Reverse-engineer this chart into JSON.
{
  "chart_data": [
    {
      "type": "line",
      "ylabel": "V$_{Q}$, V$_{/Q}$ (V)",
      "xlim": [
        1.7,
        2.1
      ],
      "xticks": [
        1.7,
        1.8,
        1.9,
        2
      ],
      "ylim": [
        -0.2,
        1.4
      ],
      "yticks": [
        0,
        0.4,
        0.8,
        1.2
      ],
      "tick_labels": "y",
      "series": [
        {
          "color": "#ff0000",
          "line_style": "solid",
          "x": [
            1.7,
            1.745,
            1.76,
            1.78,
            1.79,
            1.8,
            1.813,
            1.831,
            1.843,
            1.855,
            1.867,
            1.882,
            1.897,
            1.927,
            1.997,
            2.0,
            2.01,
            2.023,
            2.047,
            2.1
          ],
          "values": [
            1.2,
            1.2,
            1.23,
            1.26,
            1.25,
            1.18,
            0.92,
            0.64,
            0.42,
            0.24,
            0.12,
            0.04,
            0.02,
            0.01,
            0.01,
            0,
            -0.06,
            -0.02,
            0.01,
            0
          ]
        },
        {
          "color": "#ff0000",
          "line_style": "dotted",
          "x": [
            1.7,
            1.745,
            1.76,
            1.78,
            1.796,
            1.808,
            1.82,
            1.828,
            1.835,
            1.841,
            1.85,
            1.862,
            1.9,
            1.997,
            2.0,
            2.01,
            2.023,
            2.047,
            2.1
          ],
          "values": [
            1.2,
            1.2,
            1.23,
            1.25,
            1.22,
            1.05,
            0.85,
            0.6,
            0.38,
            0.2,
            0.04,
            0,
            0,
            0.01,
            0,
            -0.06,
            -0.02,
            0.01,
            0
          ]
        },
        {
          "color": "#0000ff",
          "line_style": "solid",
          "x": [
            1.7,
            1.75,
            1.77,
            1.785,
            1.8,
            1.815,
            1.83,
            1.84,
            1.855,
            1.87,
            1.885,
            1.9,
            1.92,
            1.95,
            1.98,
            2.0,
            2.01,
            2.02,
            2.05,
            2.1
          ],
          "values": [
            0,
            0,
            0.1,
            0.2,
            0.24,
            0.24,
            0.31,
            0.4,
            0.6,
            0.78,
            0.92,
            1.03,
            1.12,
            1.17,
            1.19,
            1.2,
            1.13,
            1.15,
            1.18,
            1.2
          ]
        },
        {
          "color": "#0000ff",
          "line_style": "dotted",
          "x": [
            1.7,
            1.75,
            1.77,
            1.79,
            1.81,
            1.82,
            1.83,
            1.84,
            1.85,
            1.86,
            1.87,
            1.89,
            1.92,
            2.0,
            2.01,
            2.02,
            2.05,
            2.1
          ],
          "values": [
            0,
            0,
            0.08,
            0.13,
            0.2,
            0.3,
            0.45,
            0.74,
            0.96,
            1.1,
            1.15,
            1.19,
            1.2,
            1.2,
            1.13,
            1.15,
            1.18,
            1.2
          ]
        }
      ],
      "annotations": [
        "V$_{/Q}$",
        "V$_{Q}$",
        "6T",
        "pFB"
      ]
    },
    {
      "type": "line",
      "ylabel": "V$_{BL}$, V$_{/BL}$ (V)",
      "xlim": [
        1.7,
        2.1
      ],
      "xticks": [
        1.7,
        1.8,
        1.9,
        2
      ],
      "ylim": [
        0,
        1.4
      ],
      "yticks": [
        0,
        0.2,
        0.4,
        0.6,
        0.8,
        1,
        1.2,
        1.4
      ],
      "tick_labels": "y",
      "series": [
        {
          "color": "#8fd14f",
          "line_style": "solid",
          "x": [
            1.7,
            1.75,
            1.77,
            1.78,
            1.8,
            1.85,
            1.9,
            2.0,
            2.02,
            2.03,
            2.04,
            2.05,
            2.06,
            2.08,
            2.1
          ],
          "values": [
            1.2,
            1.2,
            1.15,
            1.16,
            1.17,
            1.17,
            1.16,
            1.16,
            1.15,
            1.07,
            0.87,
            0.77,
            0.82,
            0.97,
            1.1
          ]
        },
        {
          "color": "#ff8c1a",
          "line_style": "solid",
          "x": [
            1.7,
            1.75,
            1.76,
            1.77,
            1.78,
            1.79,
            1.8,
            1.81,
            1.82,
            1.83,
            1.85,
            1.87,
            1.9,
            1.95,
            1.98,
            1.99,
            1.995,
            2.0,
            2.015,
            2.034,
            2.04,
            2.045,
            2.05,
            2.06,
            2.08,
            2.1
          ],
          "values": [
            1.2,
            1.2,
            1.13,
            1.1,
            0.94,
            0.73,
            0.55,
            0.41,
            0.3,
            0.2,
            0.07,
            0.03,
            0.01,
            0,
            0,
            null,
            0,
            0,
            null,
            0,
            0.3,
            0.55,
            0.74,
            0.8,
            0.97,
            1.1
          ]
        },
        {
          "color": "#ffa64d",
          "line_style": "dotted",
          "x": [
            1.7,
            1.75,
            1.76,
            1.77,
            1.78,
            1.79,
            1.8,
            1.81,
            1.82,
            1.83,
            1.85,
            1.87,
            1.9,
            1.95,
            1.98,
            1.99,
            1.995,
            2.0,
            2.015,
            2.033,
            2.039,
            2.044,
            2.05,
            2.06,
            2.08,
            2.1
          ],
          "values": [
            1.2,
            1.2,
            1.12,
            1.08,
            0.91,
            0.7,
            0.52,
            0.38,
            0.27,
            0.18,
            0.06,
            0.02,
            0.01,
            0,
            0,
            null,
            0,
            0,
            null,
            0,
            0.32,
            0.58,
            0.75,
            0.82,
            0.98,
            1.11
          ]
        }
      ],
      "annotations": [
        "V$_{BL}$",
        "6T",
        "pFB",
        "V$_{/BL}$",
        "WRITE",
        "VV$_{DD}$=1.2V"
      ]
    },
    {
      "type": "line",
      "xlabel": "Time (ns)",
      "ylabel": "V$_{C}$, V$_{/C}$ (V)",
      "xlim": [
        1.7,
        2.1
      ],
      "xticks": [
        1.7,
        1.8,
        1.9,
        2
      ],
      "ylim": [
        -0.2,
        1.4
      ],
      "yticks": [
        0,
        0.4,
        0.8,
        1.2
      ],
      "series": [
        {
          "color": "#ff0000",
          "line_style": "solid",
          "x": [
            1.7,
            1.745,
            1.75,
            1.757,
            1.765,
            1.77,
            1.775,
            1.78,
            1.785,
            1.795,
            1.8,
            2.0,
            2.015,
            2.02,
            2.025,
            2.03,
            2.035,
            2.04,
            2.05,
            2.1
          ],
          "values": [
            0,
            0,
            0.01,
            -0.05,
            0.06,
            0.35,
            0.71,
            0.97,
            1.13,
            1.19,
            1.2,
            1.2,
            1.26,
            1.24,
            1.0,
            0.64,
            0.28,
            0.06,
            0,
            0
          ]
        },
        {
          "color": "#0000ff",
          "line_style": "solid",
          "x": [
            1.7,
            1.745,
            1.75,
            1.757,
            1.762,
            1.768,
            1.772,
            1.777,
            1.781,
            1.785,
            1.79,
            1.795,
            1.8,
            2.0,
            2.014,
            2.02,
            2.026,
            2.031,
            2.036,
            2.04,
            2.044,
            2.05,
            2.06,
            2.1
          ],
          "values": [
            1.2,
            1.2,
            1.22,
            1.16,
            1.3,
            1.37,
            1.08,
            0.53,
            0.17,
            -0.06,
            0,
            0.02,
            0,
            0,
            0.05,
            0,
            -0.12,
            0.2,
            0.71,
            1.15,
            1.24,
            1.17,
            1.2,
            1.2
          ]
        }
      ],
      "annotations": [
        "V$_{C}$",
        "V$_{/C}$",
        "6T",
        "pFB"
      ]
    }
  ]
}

Problem to solve:
Go back to the listing above and please repeat it exactly.

Exercise output:
Reverse-engineer this chart into JSON.
{
  "chart_data": [
    {
      "type": "line",
      "ylabel": "V$_{Q}$, V$_{/Q}$ (V)",
      "xlim": [
        1.7,
        2.1
      ],
      "xticks": [
        1.7,
        1.8,
        1.9,
        2
      ],
      "ylim": [
        -0.2,
        1.4
      ],
      "yticks": [
        0,
        0.4,
        0.8,
        1.2
      ],
      "tick_labels": "y",
      "series": [
        {
          "color": "#ff0000",
          "line_style": "solid",
          "x": [
            1.7,
            1.745,
            1.76,
            1.78,
            1.79,
            1.8,
            1.813,
            1.831,
            1.843,
            1.855,
            1.867,
            1.882,
            1.897,
            1.927,
            1.997,
            2.0,
            2.01,
            2.023,
            2.047,
            2.1
          ],
          "values": [
            1.2,
            1.2,
            1.23,
            1.26,
            1.25,
            1.18,
            0.92,
            0.64,
            0.42,
            0.24,
            0.12,
            0.04,
            0.02,
            0.01,
            0.01,
            0,
            -0.06,
            -0.02,
            0.01,
            0
          ]
        },
        {
          "color": "#ff0000",
          "line_style": "dotted",
          "x": [
            1.7,
            1.745,
            1.76,
            1.78,
            1.796,
            1.808,
            1.82,
            1.828,
            1.835,
            1.841,
            1.85,
            1.862,
            1.9,
            1.997,
            2.0,
            2.01,
            2.023,
            2.047,
            2.1
          ],
          "values": [
            1.2,
            1.2,
            1.23,
            1.25,
            1.22,
            1.05,
            0.85,
            0.6,
            0.38,
            0.2,
            0.04,
            0,
            0,
            0.01,
            0,
            -0.06,
            -0.02,
            0.01,
            0
          ]
        },
        {
          "color": "#0000ff",
          "line_style": "solid",
          "x": [
            1.7,
            1.75,
            1.77,
            1.785,
            1.8,
            1.815,
            1.83,
            1.84,
            1.855,
            1.87,
            1.885,
            1.9,
            1.92,
            1.95,
            1.98,
            2.0,
            2.01,
            2.02,
            2.05,
            2.1
          ],
          "values": [
            0,
            0,
            0.1,
            0.2,
            0.24,
            0.24,
            0.31,
            0.4,
            0.6,
            0.78,
            0.92,
            1.03,
            1.12,
            1.17,
            1.19,
            1.2,
            1.13,
            1.15,
            1.18,
            1.2
          ]
        },
        {
          "color": "#0000ff",
          "line_style": "dotted",
          "x": [
            1.7,
            1.75,
            1.77,
            1.79,
            1.81,
            1.82,
            1.83,
            1.84,
            1.85,
            1.86,
            1.87,
            1.89,
            1.92,
            2.0,
            2.01,
            2.02,
            2.05,
            2.1
          ],
          "values": [
            0,
            0,
            0.08,
            0.13,
            0.2,
            0.3,
            0.45,
            0.74,
            0.96,
            1.1,
            1.15,
            1.19,
            1.2,
            1.2,
            1.13,
            1.15,
            1.18,
            1.2
          ]
        }
      ],
      "annotations": [
        "V$_{/Q}$",
        "V$_{Q}$",
        "6T",
        "pFB"
      ]
    },
    {
      "type": "line",
      "ylabel": "V$_{BL}$, V$_{/BL}$ (V)",
      "xlim": [
        1.7,
        2.1
      ],
      "xticks": [
        1.7,
        1.8,
        1.9,
        2
      ],
      "ylim": [
        0,
        1.4
      ],
      "yticks": [
        0,
        0.2,
        0.4,
        0.6,
        0.8,
        1,
        1.2,
        1.4
      ],
      "tick_labels": "y",
      "series": [
        {
          "color": "#8fd14f",
          "line_style": "solid",
          "x": [
            1.7,
            1.75,
            1.77,
            1.78,
            1.8,
            1.85,
            1.9,
            2.0,
            2.02,
            2.03,
            2.04,
            2.05,
            2.06,
            2.08,
            2.1
          ],
          "values": [
            1.2,
            1.2,
            1.15,
            1.16,
            1.17,
            1.17,
            1.16,
            1.16,
            1.15,
            1.07,
            0.87,
            0.77,
            0.82,
            0.97,
            1.1
          ]
        },
        {
          "color": "#ff8c1a",
          "line_style": "solid",
          "x": [
            1.7,
            1.75,
            1.76,
            1.77,
            1.78,
            1.79,
            1.8,
            1.81,
            1.82,
            1.83,
            1.85,
            1.87,
            1.9,
            1.95,
            1.98,
            1.99,
            1.995,
            2.0,
            2.015,
            2.034,
            2.04,
            2.045,
            2.05,
            2.06,
            2.08,
            2.1
          ],
          "values": [
            1.2,
            1.2,
            1.13,
            1.1,
            0.94,
            0.73,
            0.55,
            0.41,
            0.3,
            0.2,
            0.07,
            0.03,
            0.01,
            0,
            0,
            null,
            0,
            0,
            null,
            0,
            0.3,
            0.55,
            0.74,
            0.8,
            0.97,
            1.1
          ]
        },
        {
          "color": "#ffa64d",
          "line_style": "dotted",
          "x": [
            1.7,
            1.75,
            1.76,
            1.77,
            1.78,
            1.79,
            1.8,
            1.81,
            1.82,
            1.83,
            1.85,
            1.87,
            1.9,
            1.95,
            1.98,
            1.99,
            1.995,
            2.0,
            2.015,
            2.033,
            2.039,
            2.044,
            2.05,
            2.06,
            2.08,
            2.1
          ],
          "values": [
            1.2,
            1.2,
            1.12,
            1.08,
            0.91,
            0.7,
            0.52,
            0.38,
            0.27,
            0.18,
            0.06,
            0.02,
            0.01,
            0,
            0,
            null,
            0,
            0,
            null,
            0,
            0.32,
            0.58,
            0.75,
            0.82,
            0.98,
            1.11
          ]
        }
      ],
      "annotations": [
        "V$_{BL}$",
        "6T",
        "pFB",
        "V$_{/BL}$",
        "WRITE",
        "VV$_{DD}$=1.2V"
      ]
    },
    {
      "type": "line",
      "xlabel": "Time (ns)",
      "ylabel": "V$_{C}$, V$_{/C}$ (V)",
      "xlim": [
        1.7,
        2.1
      ],
      "xticks": [
        1.7,
        1.8,
        1.9,
        2
      ],
      "ylim": [
        -0.2,
        1.4
      ],
      "yticks": [
        0,
        0.4,
        0.8,
        1.2
      ],
      "series": [
        {
          "color": "#ff0000",
          "line_style": "solid",
          "x": [
            1.7,
            1.745,
            1.75,
            1.757,
            1.765,
            1.77,
            1.775,
            1.78,
            1.785,
            1.795,
            1.8,
            2.0,
            2.015,
            2.02,
            2.025,
            2.03,
            2.035,
            2.04,
            2.05,
            2.1
          ],
          "values": [
            0,
            0,
            0.01,
            -0.05,
            0.06,
            0.35,
            0.71,
            0.97,
            1.13,
            1.19,
            1.2,
            1.2,
            1.26,
            1.24,
            1.0,
            0.64,
            0.28,
            0.06,
            0,
            0
          ]
        },
        {
          "color": "#0000ff",
          "line_style": "solid",
          "x": [
            1.7,
            1.745,
            1.75,
            1.757,
            1.762,
            1.768,
            1.772,
            1.777,
            1.781,
            1.785,
            1.79,
            1.795,
            1.8,
            2.0,
            2.014,
            2.02,
            2.026,
            2.031,
            2.036,
            2.04,
            2.044,
            2.05,
            2.06,
            2.1
          ],
          "values": [
            1.2,
            1.2,
            1.22,
            1.16,
            1.3,
            1.37,
            1.08,
            0.53,
            0.17,
            -0.06,
            0,
            0.02,
            0,
            0,
            0.05,
            0,
            -0.12,
            0.2,
            0.71,
            1.15,
            1.24,
            1.17,
            1.2,
            1.2
          ]
        }
      ],
      "annotations": [
        "V$_{C}$",
        "V$_{/C}$",
        "6T",
        "pFB"
      ]
    }
  ]
}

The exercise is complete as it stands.